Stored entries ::
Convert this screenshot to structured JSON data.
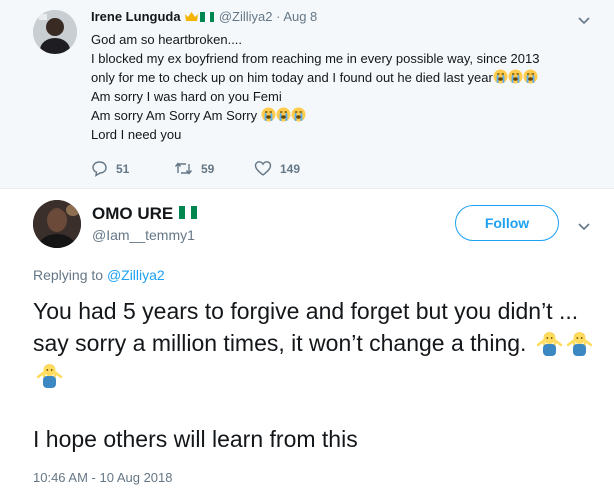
{
  "parent_tweet": {
    "name": "Irene Lunguda",
    "handle": "@Zilliya2",
    "date": "· Aug 8",
    "lines": [
      "God am so heartbroken....",
      "I blocked my ex boyfriend from reaching me in every possible way, since 2013",
      "only for me to check up on him today and I found out he died last year",
      "Am sorry I was hard on you Femi",
      "Am sorry Am Sorry Am Sorry",
      "Lord I need you"
    ],
    "replies": "51",
    "retweets": "59",
    "likes": "149"
  },
  "main_tweet": {
    "name": "OMO URE",
    "handle": "@Iam__temmy1",
    "follow_label": "Follow",
    "replying_prefix": "Replying to",
    "replying_handle": "@Zilliya2",
    "text_line1": "You had 5 years to forgive and forget but you didn’t ... say sorry a million times, it won’t change a thing.",
    "text_line2": "I hope others will learn from this",
    "timestamp": "10:46 AM - 10 Aug 2018"
  },
  "icons": {
    "parent_emoji": "loudly-crying-face",
    "main_emoji": "person-shrugging",
    "flag": "nigeria-flag",
    "crown": "crown-icon"
  },
  "colors": {
    "accent": "#1da1f2",
    "secondary_text": "#657786",
    "parent_bg": "#f5f8fa",
    "flag_green": "#008751"
  }
}
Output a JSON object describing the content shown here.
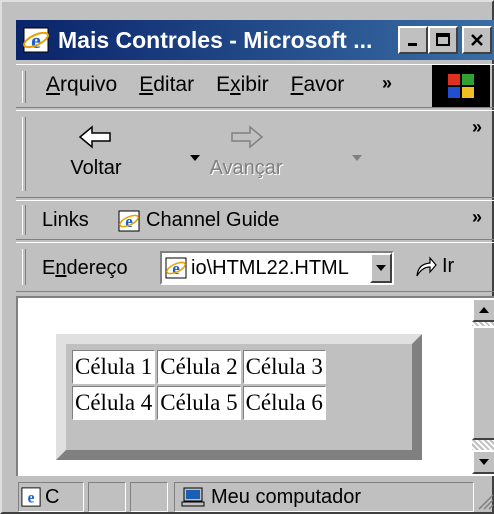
{
  "window": {
    "title": "Mais Controles - Microsoft ...",
    "title_bar_color": "#0a246a"
  },
  "menu": {
    "items": [
      {
        "label": "Arquivo",
        "accel": "A"
      },
      {
        "label": "Editar",
        "accel": "E"
      },
      {
        "label": "Exibir",
        "accel": "x"
      },
      {
        "label": "Favor",
        "accel": "F"
      }
    ],
    "overflow": "»"
  },
  "toolbar": {
    "back_label": "Voltar",
    "forward_label": "Avançar",
    "overflow": "»"
  },
  "links": {
    "label": "Links",
    "channel_guide": "Channel Guide",
    "overflow": "»"
  },
  "address": {
    "label": "Endereço",
    "value": "io\\HTML22.HTML",
    "go_label": "Ir"
  },
  "table": {
    "rows": [
      [
        "Célula 1",
        "Célula 2",
        "Célula 3"
      ],
      [
        "Célula 4",
        "Célula 5",
        "Célula 6"
      ]
    ]
  },
  "status": {
    "left_text": "C",
    "zone_text": "Meu computador"
  }
}
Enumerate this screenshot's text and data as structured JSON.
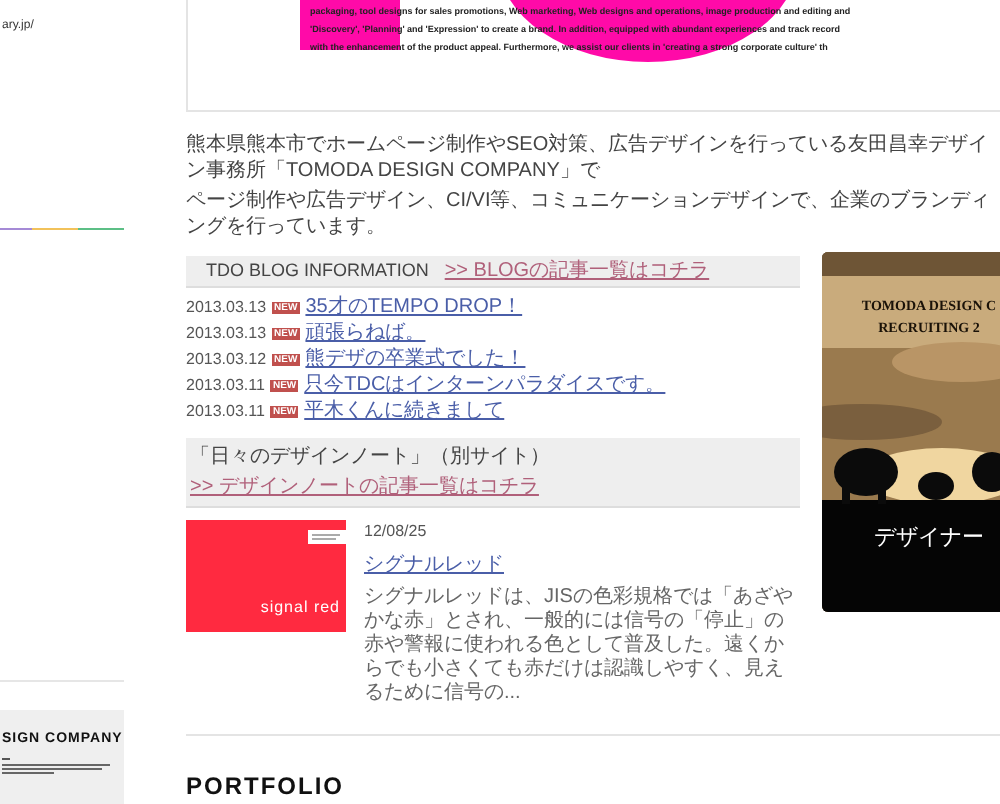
{
  "left": {
    "url": "ary.jp/",
    "company": "SIGN COMPANY"
  },
  "intro_box": {
    "lines": [
      "packaging, tool designs for sales promotions, Web marketing, Web designs and operations, image production and editing and",
      "'Discovery', 'Planning' and 'Expression' to create a brand. In addition, equipped with abundant experiences and track record",
      "with the enhancement of the product appeal. Furthermore, we assist our clients in 'creating a strong corporate culture' th"
    ]
  },
  "description": [
    "熊本県熊本市でホームページ制作やSEO対策、広告デザインを行っている友田昌幸デザイン事務所「TOMODA DESIGN COMPANY」で",
    "ページ制作や広告デザイン、CI/VI等、コミュニケーションデザインで、企業のブランディングを行っています。"
  ],
  "blog": {
    "title": "TDO BLOG INFORMATION",
    "more_link": ">> BLOGの記事一覧はコチラ",
    "posts": [
      {
        "date": "2013.03.13",
        "badge": "NEW",
        "title": "35才のTEMPO DROP！"
      },
      {
        "date": "2013.03.13",
        "badge": "NEW",
        "title": "頑張らねば。"
      },
      {
        "date": "2013.03.12",
        "badge": "NEW",
        "title": "熊デザの卒業式でした！"
      },
      {
        "date": "2013.03.11",
        "badge": "NEW",
        "title": "只今TDCはインターンパラダイスです。"
      },
      {
        "date": "2013.03.11",
        "badge": "NEW",
        "title": "平木くんに続きまして"
      }
    ]
  },
  "design_note": {
    "title": "「日々のデザインノート」（別サイト）",
    "more_link": ">> デザインノートの記事一覧はコチラ",
    "entry": {
      "thumbnail_caption": "signal red",
      "date": "12/08/25",
      "title": "シグナルレッド",
      "excerpt": "シグナルレッドは、JISの色彩規格では「あざやかな赤」とされ、一般的には信号の「停止」の赤や警報に使われる色として普及した。遠くからでも小さくても赤だけは認識しやすく、見えるために信号の..."
    }
  },
  "banner": {
    "title": "TOMODA DESIGN C",
    "subtitle": "RECRUITING 2",
    "caption": "デザイナー"
  },
  "portfolio": {
    "heading": "PORTFOLIO"
  }
}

AIM :: Return all lines of the material above in which the word "JSON" occurs.

SOLUTION FOR THIS TASK ::
Convert this screenshot to structured JSON data.
Output a JSON object describing the content shown here.
Enumerate this screenshot's text and data as structured JSON.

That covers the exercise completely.